* _WHAT IS EXPECTED_
Tally the lines in the data that follows that include the word "static", and report nothing but the total.

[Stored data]
....

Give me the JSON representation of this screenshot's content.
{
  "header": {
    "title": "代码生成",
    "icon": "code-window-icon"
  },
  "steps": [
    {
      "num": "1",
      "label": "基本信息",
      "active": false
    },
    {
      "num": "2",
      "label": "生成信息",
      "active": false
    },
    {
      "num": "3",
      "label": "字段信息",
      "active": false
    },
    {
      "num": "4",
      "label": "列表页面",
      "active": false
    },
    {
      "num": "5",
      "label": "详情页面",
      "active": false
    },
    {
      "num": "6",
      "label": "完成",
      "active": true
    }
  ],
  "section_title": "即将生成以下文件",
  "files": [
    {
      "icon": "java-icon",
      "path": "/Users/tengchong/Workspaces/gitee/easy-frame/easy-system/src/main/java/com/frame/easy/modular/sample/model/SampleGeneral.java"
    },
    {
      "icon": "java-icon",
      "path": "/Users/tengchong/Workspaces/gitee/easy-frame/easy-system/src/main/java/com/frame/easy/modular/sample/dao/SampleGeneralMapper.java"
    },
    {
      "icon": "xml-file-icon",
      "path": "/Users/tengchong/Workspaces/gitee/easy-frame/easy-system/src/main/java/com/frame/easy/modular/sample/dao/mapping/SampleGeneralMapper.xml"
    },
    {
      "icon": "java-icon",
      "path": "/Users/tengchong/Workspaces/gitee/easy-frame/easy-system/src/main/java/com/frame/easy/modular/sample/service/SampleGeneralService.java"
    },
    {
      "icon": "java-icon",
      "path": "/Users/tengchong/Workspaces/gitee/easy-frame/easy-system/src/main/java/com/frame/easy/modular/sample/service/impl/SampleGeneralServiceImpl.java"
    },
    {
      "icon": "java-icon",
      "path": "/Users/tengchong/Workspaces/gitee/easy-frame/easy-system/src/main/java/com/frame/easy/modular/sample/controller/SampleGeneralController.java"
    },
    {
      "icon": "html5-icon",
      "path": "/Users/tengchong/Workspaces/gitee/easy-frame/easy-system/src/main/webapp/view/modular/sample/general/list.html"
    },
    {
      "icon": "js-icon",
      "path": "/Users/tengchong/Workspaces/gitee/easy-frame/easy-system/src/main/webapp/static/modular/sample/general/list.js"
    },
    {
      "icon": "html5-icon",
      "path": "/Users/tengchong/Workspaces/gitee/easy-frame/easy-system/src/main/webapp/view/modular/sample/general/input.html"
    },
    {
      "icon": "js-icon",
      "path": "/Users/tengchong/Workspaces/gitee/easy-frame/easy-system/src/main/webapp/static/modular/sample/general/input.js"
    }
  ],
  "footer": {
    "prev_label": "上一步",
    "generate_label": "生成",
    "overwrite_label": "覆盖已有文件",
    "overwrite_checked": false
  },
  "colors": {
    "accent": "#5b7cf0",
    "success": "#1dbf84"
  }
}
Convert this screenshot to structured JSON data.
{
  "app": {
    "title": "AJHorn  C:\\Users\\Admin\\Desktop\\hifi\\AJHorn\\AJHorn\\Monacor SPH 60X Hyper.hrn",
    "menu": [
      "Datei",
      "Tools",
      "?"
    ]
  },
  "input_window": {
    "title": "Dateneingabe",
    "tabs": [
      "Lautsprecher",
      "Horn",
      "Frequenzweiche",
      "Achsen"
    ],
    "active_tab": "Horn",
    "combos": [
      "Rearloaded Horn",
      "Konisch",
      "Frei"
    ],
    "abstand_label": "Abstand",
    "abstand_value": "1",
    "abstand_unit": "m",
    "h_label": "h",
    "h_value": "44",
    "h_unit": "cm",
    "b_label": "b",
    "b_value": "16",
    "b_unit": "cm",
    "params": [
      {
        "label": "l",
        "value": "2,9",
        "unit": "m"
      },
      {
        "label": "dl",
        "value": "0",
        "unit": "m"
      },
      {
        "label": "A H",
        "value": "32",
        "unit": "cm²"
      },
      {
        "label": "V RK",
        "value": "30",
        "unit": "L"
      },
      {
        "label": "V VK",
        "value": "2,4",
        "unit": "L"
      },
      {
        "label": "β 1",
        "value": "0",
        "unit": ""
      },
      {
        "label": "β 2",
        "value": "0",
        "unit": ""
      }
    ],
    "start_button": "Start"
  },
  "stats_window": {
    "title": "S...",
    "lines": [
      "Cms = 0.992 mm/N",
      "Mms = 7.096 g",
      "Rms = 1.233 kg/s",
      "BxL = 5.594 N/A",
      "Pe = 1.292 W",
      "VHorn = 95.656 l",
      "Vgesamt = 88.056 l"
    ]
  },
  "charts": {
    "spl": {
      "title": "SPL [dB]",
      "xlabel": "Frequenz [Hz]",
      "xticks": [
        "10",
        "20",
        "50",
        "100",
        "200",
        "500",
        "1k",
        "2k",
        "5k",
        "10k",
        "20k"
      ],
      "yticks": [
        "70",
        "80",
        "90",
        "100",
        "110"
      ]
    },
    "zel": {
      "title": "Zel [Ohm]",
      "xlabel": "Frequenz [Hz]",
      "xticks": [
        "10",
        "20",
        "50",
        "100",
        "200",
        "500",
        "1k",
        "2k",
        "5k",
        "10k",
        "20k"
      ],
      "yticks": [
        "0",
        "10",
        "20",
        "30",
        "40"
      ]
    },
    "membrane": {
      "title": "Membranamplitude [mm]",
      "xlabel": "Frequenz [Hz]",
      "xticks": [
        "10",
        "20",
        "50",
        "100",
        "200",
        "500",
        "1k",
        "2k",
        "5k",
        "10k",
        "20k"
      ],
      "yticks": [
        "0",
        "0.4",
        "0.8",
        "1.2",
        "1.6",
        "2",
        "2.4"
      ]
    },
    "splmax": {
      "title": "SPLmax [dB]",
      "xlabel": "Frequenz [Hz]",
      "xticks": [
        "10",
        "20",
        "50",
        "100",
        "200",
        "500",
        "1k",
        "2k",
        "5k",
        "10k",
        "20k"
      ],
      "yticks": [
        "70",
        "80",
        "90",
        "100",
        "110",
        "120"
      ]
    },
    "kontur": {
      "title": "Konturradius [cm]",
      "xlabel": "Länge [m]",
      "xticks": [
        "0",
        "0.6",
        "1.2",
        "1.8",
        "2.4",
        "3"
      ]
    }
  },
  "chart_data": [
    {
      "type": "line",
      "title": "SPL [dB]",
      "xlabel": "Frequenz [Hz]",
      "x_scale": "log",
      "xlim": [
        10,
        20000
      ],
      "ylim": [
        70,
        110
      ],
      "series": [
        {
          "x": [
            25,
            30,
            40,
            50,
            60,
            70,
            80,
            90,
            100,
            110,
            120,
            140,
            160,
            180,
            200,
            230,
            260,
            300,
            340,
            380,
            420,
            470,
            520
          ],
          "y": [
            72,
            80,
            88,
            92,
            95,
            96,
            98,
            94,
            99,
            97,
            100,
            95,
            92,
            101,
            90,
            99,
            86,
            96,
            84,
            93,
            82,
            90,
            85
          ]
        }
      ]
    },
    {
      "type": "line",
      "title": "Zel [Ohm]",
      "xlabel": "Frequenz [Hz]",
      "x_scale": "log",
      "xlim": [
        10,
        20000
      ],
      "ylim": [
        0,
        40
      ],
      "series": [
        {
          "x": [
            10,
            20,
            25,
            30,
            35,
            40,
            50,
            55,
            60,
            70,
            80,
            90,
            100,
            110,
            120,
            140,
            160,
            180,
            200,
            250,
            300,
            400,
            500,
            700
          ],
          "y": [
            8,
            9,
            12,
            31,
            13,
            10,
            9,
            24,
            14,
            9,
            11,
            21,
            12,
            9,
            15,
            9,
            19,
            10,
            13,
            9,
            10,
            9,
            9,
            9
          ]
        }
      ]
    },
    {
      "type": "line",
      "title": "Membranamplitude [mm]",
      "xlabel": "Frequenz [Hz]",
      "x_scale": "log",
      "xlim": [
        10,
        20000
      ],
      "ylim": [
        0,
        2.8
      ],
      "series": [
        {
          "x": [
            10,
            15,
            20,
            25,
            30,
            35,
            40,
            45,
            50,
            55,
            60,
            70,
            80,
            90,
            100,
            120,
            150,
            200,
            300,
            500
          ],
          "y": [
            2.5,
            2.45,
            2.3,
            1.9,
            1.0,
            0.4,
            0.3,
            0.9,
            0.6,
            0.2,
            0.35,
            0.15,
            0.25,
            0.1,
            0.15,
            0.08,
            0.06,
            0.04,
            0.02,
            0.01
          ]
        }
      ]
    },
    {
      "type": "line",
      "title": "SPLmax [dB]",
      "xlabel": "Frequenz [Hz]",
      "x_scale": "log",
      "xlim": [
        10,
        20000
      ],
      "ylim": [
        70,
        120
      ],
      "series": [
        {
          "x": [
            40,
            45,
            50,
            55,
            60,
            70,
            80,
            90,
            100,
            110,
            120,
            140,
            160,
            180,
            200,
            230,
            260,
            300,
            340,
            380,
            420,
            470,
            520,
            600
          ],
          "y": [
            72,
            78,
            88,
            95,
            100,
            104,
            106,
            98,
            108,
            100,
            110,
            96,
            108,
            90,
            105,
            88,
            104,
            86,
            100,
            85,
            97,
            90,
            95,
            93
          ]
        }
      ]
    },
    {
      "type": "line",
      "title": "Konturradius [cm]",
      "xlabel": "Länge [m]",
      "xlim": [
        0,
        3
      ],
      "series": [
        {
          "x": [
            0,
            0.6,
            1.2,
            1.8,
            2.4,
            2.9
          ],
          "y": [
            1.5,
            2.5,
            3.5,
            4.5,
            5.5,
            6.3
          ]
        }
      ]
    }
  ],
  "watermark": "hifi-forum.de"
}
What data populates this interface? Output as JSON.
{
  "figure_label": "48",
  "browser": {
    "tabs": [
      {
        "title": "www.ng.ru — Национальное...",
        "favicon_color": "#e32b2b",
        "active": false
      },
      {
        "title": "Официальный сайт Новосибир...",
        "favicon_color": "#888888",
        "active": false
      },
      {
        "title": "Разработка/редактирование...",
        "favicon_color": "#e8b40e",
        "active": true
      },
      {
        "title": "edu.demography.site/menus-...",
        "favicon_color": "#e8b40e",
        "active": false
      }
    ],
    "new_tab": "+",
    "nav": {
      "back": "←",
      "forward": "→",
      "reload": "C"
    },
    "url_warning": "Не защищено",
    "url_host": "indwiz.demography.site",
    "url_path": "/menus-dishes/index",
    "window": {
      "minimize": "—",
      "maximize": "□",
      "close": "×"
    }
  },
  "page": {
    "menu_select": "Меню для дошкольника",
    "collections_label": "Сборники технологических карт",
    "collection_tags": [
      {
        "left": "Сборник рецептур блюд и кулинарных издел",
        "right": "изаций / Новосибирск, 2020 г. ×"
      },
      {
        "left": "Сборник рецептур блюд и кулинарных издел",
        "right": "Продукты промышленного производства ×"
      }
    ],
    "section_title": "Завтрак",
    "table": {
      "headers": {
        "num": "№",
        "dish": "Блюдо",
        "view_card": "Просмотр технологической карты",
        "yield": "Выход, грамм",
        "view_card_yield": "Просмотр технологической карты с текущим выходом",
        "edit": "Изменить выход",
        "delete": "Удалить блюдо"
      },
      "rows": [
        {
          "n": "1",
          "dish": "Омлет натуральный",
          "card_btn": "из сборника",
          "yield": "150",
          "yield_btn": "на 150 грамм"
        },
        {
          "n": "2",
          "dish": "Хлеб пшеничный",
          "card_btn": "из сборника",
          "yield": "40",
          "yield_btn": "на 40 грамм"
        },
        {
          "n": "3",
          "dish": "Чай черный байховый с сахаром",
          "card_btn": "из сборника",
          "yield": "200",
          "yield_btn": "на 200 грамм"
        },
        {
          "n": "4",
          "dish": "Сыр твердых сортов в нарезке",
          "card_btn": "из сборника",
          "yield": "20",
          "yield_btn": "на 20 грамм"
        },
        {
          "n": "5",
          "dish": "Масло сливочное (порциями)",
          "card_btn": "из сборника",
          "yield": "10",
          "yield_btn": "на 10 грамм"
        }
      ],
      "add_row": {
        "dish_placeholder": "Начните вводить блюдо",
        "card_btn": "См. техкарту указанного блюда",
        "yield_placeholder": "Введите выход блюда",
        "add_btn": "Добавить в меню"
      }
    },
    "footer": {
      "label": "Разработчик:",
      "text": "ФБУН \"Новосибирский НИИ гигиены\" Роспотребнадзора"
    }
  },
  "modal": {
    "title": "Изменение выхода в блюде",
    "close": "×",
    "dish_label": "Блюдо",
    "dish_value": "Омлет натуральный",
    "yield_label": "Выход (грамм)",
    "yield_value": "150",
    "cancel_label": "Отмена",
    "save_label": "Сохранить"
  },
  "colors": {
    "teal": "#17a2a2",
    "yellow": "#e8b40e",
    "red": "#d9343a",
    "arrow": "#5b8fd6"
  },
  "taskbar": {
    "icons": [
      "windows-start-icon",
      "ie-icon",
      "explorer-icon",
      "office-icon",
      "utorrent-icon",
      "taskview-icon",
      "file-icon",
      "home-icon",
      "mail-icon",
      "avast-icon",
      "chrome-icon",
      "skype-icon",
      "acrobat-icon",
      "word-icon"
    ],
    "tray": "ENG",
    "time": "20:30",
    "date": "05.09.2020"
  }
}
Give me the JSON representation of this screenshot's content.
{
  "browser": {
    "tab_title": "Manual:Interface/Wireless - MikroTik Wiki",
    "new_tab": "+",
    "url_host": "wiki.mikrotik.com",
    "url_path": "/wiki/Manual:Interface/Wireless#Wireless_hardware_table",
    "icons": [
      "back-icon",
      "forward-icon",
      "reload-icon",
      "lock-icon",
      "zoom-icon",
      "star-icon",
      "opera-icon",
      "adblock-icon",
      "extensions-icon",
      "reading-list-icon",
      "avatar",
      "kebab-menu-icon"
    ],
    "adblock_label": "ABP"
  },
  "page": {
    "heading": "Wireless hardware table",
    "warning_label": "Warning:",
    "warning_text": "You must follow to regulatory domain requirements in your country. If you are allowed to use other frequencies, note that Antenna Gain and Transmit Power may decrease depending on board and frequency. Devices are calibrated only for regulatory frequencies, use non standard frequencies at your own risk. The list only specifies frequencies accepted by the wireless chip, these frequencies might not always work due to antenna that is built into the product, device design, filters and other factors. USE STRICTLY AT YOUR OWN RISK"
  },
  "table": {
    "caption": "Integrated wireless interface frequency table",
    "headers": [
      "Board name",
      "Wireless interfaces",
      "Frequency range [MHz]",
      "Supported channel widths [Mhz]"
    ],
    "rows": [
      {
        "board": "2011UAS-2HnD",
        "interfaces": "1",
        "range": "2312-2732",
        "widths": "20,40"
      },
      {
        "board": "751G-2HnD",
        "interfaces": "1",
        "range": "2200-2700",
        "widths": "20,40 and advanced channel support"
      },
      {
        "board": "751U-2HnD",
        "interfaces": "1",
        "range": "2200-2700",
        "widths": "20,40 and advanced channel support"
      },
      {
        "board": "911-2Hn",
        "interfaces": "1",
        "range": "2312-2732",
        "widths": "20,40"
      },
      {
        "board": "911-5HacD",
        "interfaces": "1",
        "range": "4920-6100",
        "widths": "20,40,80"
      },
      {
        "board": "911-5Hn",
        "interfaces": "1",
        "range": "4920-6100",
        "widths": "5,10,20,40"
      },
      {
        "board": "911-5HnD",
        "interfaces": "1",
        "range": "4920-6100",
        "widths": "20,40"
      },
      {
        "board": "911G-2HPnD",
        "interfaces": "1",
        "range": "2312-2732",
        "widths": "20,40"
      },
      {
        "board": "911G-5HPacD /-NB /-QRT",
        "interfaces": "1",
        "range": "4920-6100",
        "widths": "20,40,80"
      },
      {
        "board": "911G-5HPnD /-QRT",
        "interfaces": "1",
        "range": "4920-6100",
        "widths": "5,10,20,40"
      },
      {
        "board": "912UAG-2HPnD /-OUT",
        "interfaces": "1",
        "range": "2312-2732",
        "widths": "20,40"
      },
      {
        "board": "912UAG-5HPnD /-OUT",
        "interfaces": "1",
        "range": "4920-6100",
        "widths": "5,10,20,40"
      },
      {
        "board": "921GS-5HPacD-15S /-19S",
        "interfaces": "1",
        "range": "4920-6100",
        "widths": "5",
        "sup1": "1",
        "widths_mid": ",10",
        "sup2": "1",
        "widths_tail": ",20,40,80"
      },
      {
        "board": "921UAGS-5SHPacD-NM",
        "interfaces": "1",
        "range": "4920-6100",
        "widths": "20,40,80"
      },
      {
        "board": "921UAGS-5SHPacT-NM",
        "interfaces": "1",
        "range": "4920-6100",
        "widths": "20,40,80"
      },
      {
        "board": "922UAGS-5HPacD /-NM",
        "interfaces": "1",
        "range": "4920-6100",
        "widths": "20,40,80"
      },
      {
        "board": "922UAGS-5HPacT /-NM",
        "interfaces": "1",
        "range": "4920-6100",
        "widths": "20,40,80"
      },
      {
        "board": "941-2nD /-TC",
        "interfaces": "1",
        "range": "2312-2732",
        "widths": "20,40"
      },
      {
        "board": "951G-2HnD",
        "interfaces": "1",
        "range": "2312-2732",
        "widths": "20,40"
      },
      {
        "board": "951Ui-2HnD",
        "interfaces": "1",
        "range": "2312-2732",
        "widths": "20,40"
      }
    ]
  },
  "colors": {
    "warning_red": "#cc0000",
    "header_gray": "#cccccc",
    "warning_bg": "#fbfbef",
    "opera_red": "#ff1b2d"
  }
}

....

* _RESPONSE TO THE EXERCISE_
2